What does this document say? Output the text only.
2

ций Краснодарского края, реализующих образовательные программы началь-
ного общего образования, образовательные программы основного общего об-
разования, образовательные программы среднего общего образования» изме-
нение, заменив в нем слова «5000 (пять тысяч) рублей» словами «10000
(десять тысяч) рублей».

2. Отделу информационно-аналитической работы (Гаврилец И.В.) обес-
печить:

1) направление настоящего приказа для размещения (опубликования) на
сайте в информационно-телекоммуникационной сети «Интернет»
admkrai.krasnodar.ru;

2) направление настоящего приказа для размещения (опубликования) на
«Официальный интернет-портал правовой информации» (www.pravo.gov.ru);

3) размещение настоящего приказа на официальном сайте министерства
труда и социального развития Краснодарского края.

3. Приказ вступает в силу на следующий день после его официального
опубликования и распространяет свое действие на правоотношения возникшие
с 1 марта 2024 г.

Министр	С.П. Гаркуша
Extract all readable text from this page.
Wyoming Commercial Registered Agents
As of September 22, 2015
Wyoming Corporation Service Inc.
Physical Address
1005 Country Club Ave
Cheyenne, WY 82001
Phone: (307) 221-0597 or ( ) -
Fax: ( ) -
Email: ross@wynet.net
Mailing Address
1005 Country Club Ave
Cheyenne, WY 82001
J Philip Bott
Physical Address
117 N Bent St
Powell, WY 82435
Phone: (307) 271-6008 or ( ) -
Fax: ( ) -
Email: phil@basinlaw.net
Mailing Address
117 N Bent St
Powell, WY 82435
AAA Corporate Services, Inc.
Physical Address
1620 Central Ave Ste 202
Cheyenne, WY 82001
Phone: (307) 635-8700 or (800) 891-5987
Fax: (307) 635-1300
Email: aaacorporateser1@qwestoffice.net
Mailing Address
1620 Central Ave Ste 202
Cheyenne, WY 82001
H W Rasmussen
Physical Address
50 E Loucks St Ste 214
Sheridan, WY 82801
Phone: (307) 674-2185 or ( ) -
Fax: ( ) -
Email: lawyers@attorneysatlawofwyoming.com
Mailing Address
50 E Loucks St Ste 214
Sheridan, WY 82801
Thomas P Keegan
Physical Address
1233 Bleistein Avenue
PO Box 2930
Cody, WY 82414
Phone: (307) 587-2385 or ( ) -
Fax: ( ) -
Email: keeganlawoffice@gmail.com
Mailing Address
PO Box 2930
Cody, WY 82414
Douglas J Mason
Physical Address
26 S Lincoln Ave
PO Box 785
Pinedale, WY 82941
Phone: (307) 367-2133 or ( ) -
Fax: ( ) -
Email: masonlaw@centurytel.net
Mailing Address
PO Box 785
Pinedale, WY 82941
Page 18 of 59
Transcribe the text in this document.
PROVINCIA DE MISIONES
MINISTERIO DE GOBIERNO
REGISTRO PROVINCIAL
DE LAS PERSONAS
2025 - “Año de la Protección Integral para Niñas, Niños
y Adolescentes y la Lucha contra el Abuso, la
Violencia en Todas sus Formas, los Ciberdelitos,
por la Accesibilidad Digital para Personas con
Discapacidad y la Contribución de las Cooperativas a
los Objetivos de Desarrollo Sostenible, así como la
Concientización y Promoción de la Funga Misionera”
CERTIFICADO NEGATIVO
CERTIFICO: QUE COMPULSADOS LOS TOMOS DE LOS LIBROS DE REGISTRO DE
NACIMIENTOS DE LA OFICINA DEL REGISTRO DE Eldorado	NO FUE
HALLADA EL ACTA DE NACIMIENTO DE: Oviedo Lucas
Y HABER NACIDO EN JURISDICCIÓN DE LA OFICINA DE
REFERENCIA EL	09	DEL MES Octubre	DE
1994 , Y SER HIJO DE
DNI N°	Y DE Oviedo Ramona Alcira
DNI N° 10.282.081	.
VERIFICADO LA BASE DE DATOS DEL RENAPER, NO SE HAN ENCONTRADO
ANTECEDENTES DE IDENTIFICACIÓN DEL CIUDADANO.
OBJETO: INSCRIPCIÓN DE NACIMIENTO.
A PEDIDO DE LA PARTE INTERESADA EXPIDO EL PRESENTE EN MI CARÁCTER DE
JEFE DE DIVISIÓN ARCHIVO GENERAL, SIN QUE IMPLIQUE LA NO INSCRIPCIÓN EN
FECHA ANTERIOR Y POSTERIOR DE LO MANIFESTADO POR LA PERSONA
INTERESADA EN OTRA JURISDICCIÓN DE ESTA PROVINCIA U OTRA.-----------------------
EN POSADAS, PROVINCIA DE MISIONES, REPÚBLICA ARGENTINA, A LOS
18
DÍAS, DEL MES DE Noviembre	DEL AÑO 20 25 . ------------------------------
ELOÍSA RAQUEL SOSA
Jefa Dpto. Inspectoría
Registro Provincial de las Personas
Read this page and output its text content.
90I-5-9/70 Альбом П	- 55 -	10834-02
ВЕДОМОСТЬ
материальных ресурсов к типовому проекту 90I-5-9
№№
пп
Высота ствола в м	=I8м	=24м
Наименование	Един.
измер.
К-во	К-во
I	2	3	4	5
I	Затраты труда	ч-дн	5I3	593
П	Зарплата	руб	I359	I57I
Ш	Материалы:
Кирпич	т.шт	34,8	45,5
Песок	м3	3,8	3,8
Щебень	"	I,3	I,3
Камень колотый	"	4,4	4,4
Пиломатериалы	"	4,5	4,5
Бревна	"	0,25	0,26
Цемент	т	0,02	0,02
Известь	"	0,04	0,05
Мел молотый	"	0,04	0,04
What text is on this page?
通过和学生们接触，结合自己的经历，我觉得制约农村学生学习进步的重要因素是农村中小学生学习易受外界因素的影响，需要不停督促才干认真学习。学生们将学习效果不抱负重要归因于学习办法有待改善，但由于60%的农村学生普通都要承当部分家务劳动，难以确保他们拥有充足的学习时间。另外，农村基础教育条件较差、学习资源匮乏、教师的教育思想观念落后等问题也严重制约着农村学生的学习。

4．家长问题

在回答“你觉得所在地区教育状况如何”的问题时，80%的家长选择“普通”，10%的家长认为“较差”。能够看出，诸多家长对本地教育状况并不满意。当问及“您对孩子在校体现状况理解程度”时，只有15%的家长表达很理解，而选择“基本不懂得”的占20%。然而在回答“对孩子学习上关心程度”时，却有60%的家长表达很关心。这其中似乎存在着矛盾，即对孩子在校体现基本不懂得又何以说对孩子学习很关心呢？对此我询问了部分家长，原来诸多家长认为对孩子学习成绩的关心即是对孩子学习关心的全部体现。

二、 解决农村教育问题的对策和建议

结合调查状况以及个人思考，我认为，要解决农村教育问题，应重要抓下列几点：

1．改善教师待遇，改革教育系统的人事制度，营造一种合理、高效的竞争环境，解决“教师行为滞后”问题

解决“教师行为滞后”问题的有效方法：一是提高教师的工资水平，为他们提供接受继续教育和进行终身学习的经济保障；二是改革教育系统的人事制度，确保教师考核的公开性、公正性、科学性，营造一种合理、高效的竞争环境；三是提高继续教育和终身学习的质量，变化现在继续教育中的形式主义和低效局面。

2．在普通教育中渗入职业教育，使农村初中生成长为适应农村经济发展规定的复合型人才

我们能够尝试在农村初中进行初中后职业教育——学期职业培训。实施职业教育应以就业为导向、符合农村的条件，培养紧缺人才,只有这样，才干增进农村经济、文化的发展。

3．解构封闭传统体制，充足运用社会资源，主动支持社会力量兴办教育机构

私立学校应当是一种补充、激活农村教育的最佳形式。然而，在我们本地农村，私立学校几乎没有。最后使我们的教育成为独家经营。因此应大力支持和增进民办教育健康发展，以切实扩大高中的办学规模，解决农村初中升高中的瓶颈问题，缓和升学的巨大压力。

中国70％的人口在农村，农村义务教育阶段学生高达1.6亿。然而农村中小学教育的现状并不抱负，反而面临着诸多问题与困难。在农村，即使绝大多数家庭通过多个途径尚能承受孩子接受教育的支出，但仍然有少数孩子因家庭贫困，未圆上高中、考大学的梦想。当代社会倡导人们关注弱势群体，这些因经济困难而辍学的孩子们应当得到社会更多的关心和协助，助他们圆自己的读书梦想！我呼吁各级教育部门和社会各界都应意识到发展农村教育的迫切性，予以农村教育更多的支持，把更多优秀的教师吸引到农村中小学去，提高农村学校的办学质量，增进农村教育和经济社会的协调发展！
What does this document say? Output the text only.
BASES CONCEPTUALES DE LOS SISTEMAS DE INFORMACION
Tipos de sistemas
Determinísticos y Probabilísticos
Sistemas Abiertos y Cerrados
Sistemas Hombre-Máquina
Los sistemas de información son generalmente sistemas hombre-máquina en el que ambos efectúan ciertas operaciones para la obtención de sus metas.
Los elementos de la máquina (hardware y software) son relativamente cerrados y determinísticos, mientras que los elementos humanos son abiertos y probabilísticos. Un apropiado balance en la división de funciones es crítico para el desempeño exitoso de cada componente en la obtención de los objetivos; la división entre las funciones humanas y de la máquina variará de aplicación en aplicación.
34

************

- [Task]: Going through the entries above line by line, work out how many lines include the word "高效的竞争环境". Only the number is required.

- [Worked answer]: 2